(Dataset entries on figures)
::::
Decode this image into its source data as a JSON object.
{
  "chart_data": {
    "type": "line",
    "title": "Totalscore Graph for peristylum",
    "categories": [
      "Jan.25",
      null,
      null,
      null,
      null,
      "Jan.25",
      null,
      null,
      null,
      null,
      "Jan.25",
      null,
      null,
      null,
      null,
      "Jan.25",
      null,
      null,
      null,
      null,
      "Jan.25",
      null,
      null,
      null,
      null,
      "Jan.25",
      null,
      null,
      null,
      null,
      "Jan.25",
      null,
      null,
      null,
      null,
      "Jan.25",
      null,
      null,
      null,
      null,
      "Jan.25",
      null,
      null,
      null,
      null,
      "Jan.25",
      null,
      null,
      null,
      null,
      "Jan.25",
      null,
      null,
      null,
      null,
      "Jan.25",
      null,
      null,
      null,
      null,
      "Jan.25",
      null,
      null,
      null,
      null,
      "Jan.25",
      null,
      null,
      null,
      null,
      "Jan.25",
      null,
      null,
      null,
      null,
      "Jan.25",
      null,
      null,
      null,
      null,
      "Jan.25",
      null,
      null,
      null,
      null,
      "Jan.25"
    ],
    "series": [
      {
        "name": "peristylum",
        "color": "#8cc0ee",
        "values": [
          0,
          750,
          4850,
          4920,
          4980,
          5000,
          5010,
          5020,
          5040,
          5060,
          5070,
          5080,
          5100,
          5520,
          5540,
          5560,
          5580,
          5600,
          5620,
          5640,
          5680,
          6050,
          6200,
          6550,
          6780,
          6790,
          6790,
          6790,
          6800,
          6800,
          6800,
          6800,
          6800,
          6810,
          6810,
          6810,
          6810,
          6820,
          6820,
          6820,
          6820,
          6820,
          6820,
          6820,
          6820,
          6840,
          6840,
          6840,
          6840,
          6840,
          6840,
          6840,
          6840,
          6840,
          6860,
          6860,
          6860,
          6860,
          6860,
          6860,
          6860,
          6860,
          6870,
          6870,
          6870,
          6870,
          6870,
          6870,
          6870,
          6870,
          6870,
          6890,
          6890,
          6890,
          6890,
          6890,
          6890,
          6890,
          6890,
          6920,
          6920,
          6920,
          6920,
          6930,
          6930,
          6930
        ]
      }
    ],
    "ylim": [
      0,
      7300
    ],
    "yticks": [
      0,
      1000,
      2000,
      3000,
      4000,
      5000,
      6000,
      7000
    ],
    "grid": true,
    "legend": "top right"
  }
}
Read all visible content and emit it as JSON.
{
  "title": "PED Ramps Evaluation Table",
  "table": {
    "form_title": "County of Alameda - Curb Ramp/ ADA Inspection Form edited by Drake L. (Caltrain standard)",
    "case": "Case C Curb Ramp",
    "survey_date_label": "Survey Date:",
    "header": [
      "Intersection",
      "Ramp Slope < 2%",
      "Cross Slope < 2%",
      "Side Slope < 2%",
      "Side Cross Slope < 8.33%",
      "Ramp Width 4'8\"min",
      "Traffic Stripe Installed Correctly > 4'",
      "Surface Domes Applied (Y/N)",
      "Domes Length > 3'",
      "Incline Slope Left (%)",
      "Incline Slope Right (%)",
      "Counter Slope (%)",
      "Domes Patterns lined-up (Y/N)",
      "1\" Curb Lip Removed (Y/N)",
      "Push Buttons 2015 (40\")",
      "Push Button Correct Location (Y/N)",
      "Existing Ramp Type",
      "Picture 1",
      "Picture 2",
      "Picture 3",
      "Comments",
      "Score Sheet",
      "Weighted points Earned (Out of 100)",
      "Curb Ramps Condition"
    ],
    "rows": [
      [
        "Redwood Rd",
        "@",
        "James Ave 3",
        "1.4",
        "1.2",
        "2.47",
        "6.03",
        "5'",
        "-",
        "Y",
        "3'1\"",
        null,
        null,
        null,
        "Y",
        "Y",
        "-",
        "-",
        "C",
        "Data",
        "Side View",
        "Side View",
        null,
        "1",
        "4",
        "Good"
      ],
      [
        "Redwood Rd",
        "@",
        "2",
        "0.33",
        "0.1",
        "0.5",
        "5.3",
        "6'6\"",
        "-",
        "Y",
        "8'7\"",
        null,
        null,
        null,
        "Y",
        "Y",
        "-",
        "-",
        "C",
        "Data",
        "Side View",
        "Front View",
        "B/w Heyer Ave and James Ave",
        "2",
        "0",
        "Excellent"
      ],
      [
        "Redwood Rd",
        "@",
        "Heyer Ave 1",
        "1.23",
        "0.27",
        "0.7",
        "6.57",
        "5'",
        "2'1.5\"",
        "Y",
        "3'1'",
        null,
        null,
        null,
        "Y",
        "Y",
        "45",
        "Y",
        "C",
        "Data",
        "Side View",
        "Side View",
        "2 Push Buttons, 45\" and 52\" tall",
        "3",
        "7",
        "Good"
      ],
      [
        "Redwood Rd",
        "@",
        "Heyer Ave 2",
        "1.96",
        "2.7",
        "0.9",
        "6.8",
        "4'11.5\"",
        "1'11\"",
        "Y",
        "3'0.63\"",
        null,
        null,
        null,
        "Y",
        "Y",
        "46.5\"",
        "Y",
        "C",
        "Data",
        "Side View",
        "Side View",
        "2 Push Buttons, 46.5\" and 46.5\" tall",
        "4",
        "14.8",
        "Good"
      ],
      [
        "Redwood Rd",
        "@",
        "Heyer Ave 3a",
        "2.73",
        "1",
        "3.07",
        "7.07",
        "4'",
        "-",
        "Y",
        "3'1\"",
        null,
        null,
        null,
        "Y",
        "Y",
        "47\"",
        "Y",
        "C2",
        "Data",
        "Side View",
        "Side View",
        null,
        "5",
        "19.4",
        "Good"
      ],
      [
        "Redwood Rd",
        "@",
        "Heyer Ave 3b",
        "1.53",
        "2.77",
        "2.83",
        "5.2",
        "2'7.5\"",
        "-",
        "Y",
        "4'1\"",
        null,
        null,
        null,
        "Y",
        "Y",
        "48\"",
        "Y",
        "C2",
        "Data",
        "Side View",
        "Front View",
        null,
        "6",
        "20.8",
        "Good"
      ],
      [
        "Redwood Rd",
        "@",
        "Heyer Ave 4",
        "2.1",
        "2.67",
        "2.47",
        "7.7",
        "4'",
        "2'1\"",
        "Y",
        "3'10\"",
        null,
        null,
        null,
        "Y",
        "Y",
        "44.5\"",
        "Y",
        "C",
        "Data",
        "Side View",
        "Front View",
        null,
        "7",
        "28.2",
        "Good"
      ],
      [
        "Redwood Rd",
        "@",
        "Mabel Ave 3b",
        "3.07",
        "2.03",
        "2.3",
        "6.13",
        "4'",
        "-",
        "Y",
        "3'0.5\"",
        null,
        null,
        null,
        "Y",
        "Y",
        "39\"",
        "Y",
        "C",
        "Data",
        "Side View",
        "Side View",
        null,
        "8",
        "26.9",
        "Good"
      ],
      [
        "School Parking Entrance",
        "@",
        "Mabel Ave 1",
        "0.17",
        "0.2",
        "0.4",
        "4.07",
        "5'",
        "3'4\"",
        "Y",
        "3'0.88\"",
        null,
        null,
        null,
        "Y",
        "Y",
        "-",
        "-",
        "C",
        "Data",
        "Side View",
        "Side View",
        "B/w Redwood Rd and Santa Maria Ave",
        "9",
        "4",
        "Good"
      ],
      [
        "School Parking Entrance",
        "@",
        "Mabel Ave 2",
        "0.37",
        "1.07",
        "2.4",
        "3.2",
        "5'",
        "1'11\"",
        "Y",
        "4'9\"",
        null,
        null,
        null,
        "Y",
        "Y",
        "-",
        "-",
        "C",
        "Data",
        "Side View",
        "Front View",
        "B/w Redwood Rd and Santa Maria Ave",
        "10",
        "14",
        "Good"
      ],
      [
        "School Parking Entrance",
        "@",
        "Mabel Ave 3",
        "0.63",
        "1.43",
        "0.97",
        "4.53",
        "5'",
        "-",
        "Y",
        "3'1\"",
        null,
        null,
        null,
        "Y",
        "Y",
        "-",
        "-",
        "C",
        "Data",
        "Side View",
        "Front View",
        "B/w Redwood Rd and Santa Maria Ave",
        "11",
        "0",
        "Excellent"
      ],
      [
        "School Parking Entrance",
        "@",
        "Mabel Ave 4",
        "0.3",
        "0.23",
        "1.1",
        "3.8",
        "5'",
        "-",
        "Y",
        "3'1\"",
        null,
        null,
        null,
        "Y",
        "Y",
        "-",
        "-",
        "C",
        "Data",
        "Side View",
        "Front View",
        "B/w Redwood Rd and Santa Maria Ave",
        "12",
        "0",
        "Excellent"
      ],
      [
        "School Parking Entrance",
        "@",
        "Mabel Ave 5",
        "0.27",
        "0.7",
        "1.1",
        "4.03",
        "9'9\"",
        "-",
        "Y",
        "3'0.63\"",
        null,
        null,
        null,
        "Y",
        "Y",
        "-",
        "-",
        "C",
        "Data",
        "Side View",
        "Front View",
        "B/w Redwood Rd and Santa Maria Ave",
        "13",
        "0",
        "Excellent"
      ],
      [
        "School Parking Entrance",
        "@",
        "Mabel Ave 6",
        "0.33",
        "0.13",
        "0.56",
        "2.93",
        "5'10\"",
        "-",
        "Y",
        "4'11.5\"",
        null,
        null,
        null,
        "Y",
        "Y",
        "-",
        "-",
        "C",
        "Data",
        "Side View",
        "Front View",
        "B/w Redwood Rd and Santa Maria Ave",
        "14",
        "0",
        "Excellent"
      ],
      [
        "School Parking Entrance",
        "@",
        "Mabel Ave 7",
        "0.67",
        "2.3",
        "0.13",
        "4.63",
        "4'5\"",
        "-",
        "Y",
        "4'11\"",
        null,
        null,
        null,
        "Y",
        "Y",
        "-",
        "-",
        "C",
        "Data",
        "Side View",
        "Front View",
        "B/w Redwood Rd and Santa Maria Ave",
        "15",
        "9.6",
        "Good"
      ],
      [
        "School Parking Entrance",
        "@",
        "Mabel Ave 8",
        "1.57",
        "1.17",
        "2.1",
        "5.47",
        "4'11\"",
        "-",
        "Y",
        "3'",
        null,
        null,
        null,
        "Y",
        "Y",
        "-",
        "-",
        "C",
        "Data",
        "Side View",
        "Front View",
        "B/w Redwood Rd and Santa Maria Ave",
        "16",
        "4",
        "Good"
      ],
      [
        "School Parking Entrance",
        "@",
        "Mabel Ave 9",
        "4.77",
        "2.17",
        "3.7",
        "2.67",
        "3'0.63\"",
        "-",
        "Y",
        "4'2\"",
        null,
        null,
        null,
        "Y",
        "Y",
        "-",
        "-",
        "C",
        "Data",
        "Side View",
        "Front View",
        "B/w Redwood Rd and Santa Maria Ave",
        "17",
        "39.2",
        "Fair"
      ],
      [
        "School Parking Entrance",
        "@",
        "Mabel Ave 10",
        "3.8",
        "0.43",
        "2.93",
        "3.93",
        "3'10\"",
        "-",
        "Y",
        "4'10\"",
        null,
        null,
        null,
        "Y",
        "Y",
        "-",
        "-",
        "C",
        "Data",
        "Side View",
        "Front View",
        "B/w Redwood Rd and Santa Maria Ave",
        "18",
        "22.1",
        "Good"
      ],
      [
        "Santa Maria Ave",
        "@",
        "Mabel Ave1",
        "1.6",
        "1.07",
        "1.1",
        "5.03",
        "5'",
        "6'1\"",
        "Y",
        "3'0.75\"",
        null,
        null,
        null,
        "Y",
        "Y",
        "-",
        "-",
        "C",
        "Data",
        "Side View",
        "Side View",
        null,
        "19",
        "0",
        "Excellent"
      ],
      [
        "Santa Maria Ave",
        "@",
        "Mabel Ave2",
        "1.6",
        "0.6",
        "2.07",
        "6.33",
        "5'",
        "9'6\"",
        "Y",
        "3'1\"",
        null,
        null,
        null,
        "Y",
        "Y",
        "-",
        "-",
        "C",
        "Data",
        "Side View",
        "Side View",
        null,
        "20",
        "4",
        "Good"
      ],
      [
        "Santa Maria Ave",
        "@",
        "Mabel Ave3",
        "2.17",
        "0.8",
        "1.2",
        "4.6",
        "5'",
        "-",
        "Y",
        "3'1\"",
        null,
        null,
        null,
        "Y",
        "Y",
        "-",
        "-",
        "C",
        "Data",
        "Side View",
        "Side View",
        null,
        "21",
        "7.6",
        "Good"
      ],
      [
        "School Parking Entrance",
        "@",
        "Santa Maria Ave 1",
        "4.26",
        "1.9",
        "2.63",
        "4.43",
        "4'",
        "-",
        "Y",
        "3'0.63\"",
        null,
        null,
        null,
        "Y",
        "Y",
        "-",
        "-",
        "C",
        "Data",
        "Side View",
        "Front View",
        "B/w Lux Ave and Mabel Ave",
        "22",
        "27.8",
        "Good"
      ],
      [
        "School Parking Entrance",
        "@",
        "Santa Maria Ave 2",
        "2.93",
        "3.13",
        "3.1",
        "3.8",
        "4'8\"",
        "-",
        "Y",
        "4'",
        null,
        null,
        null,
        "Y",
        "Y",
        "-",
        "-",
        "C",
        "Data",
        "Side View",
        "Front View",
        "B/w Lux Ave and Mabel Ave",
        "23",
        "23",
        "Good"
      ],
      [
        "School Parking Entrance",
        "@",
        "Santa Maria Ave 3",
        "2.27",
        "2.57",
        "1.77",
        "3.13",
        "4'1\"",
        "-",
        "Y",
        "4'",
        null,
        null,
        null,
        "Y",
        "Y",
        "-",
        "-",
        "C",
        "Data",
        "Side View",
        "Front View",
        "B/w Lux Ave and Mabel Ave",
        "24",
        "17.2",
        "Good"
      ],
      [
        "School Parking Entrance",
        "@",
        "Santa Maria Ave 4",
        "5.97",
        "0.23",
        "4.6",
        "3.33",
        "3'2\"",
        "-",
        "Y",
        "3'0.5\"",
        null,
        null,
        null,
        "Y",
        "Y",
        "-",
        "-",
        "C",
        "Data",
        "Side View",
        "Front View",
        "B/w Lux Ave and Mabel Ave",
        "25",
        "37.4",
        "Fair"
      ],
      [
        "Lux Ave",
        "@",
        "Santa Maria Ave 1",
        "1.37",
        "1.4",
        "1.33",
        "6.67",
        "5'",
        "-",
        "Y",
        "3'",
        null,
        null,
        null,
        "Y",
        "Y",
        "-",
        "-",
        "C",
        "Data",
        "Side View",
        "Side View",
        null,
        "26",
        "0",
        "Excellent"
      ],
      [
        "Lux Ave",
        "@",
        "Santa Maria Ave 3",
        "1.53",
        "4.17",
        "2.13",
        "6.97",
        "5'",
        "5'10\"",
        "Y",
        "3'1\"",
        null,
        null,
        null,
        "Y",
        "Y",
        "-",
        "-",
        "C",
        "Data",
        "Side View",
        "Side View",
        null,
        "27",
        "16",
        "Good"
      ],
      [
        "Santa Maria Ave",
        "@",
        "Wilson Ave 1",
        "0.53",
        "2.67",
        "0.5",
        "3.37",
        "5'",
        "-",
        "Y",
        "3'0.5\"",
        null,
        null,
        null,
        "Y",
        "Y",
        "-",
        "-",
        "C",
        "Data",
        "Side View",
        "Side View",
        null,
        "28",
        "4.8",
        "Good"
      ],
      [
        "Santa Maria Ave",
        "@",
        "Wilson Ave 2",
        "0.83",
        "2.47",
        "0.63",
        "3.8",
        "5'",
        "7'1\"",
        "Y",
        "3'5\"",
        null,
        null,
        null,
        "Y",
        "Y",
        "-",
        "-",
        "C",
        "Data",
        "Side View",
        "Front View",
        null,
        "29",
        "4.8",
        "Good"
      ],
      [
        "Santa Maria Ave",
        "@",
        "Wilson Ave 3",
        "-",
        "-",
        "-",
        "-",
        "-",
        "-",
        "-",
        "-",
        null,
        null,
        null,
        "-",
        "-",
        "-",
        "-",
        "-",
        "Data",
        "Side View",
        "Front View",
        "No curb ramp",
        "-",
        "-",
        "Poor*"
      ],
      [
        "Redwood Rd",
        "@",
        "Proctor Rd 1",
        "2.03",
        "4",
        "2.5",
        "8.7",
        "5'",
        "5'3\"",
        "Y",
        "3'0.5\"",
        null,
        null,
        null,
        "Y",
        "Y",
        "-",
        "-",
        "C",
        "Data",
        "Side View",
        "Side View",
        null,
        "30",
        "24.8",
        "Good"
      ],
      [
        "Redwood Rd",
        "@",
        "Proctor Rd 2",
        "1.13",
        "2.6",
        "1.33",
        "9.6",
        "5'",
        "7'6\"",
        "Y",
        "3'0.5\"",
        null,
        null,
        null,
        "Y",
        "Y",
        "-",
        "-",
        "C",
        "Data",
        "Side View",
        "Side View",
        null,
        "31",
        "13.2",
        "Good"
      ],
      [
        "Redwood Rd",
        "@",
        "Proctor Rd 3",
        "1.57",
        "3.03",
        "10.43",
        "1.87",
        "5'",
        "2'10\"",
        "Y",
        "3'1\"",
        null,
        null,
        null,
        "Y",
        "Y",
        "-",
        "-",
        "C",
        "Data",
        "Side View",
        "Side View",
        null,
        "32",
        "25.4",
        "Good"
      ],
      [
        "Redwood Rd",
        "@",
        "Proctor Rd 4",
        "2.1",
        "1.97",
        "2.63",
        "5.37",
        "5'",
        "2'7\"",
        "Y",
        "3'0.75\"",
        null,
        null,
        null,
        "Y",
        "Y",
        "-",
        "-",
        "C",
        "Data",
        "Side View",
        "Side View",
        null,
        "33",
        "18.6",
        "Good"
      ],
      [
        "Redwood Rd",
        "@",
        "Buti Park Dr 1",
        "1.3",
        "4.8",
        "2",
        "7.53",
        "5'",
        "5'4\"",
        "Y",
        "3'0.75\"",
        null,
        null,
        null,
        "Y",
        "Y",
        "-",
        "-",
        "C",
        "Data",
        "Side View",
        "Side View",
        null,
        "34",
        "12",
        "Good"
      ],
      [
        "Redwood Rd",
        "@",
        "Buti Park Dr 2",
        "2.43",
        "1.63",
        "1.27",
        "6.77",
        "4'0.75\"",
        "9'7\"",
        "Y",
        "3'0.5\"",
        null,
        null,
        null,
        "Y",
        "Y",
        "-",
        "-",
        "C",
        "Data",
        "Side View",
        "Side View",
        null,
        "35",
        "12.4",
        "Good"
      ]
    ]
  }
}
::::
* **Stated task**:
Count how many lines of the listing above include "Buttons" and report that number alone.

* **Finished exercise**:
3